- [Provided entries]:
----------------

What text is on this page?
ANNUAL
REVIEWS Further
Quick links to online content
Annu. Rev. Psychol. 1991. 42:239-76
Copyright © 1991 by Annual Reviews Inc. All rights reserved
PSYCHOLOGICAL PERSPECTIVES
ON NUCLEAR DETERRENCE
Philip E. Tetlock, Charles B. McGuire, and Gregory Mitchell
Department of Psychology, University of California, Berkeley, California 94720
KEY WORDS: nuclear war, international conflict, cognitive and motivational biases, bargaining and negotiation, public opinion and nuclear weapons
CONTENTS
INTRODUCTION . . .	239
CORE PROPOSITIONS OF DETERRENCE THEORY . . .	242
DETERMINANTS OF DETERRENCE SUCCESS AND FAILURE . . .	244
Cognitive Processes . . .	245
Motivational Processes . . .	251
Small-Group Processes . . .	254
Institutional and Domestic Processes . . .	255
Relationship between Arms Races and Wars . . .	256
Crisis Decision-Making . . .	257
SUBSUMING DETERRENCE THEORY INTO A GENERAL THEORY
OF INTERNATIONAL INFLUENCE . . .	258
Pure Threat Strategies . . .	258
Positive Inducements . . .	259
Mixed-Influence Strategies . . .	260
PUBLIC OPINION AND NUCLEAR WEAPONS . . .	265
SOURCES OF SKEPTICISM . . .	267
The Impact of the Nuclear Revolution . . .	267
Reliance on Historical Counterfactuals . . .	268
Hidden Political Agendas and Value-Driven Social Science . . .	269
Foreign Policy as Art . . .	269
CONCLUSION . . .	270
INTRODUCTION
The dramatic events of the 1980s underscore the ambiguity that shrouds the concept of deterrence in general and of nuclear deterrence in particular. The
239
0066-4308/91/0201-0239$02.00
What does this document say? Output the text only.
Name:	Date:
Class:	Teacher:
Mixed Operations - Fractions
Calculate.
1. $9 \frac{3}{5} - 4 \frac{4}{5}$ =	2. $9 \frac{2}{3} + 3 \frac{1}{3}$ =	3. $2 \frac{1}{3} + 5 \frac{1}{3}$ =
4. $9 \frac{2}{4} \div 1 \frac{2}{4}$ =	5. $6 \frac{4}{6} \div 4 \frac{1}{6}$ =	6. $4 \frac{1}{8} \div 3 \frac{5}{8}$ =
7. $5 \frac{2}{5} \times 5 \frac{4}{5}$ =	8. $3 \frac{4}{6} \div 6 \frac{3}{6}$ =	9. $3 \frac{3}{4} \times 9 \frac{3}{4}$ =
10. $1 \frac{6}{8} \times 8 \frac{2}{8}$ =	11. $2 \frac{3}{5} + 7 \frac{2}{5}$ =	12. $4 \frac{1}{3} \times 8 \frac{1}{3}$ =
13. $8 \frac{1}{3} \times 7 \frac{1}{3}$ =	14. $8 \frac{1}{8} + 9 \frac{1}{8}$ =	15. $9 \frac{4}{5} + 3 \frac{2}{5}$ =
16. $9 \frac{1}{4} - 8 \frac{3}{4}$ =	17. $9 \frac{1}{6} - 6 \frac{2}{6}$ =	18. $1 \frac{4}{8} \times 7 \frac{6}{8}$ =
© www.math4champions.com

----------------

- [Requirement]: From the entries, report each line that includes the word "What".

- [Complete response]:
What text is on this page?
What does this document say? Output the text only.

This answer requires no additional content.